What the exercise asks - Copy each line of the data below exactly, leaving out pictures.

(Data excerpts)
===

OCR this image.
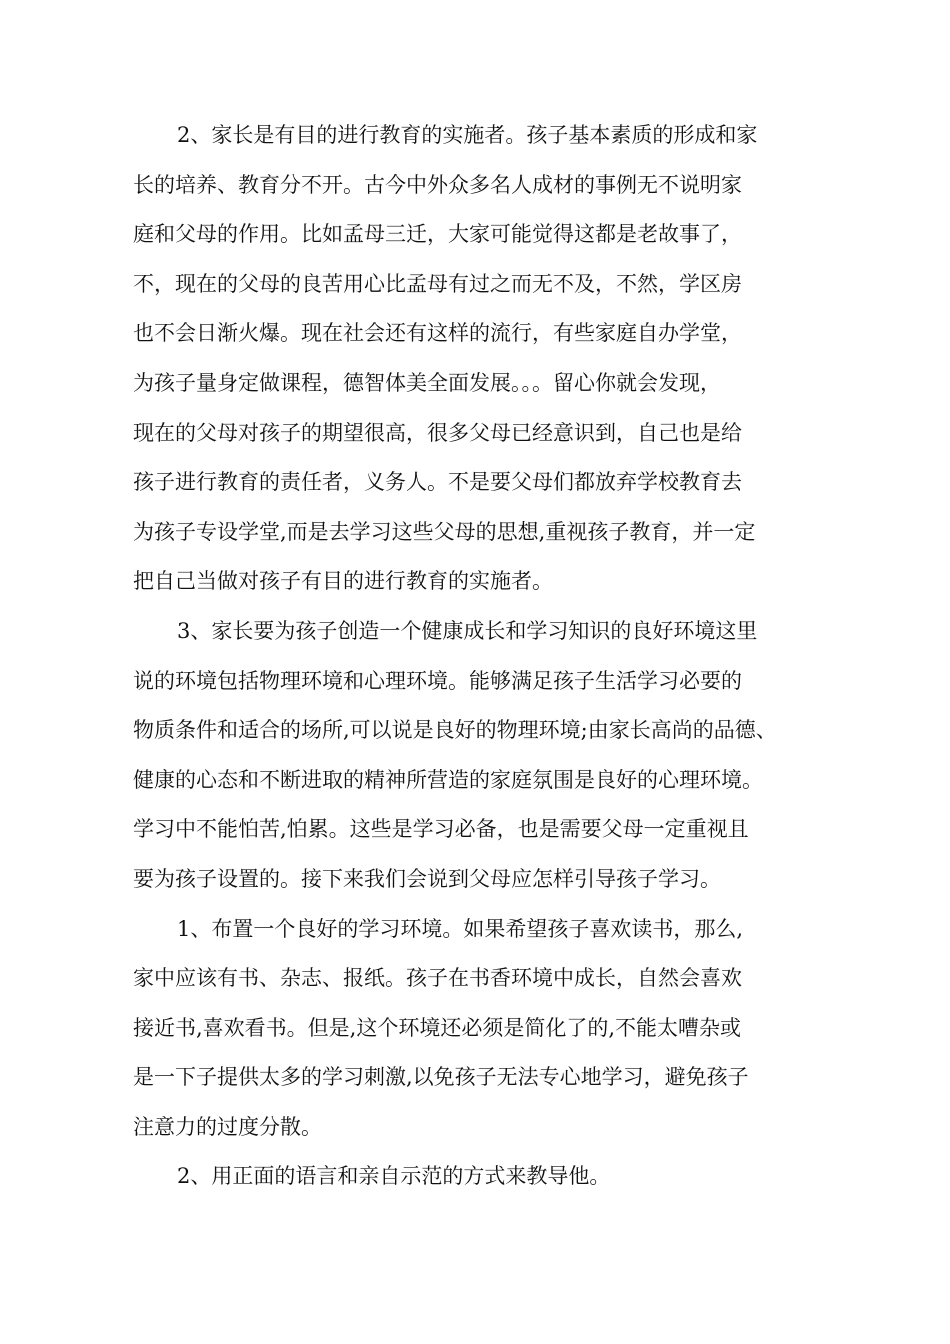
2、家长是有目的进行教育的实施者。孩子基本素质的形成和家
长的培养、教育分不开。古今中外众多名人成材的事例无不说明家
庭和父母的作用。比如孟母三迁，大家可能觉得这都是老故事了，
不，现在的父母的良苦用心比孟母有过之而无不及，不然，学区房
也不会日渐火爆。现在社会还有这样的流行，有些家庭自办学堂，
为孩子量身定做课程，德智体美全面发展。。。留心你就会发现，
现在的父母对孩子的期望很高，很多父母已经意识到，自己也是给
孩子进行教育的责任者，义务人。不是要父母们都放弃学校教育去
为孩子专设学堂,而是去学习这些父母的思想,重视孩子教育，并一定
把自己当做对孩子有目的进行教育的实施者。
3、家长要为孩子创造一个健康成长和学习知识的良好环境这里
说的环境包括物理环境和心理环境。能够满足孩子生活学习必要的
物质条件和适合的场所,可以说是良好的物理环境;由家长高尚的品德、
健康的心态和不断进取的精神所营造的家庭氛围是良好的心理环境。
学习中不能怕苦,怕累。这些是学习必备，也是需要父母一定重视且
要为孩子设置的。接下来我们会说到父母应怎样引导孩子学习。
1、布置一个良好的学习环境。如果希望孩子喜欢读书，那么,
家中应该有书、杂志、报纸。孩子在书香环境中成长，自然会喜欢
接近书,喜欢看书。但是,这个环境还必须是简化了的,不能太嘈杂或
是一下子提供太多的学习刺激,以免孩子无法专心地学习，避免孩子
注意力的过度分散。
2、用正面的语言和亲自示范的方式来教导他。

===

Written solution -
OCR this image.
2、家长是有目的进行教育的实施者。孩子基本素质的形成和家
长的培养、教育分不开。古今中外众多名人成材的事例无不说明家
庭和父母的作用。比如孟母三迁，大家可能觉得这都是老故事了，
不，现在的父母的良苦用心比孟母有过之而无不及，不然，学区房
也不会日渐火爆。现在社会还有这样的流行，有些家庭自办学堂，
为孩子量身定做课程，德智体美全面发展。。。留心你就会发现，
现在的父母对孩子的期望很高，很多父母已经意识到，自己也是给
孩子进行教育的责任者，义务人。不是要父母们都放弃学校教育去
为孩子专设学堂,而是去学习这些父母的思想,重视孩子教育，并一定
把自己当做对孩子有目的进行教育的实施者。
3、家长要为孩子创造一个健康成长和学习知识的良好环境这里
说的环境包括物理环境和心理环境。能够满足孩子生活学习必要的
物质条件和适合的场所,可以说是良好的物理环境;由家长高尚的品德、
健康的心态和不断进取的精神所营造的家庭氛围是良好的心理环境。
学习中不能怕苦,怕累。这些是学习必备，也是需要父母一定重视且
要为孩子设置的。接下来我们会说到父母应怎样引导孩子学习。
1、布置一个良好的学习环境。如果希望孩子喜欢读书，那么,
家中应该有书、杂志、报纸。孩子在书香环境中成长，自然会喜欢
接近书,喜欢看书。但是,这个环境还必须是简化了的,不能太嘈杂或
是一下子提供太多的学习刺激,以免孩子无法专心地学习，避免孩子
注意力的过度分散。
2、用正面的语言和亲自示范的方式来教导他。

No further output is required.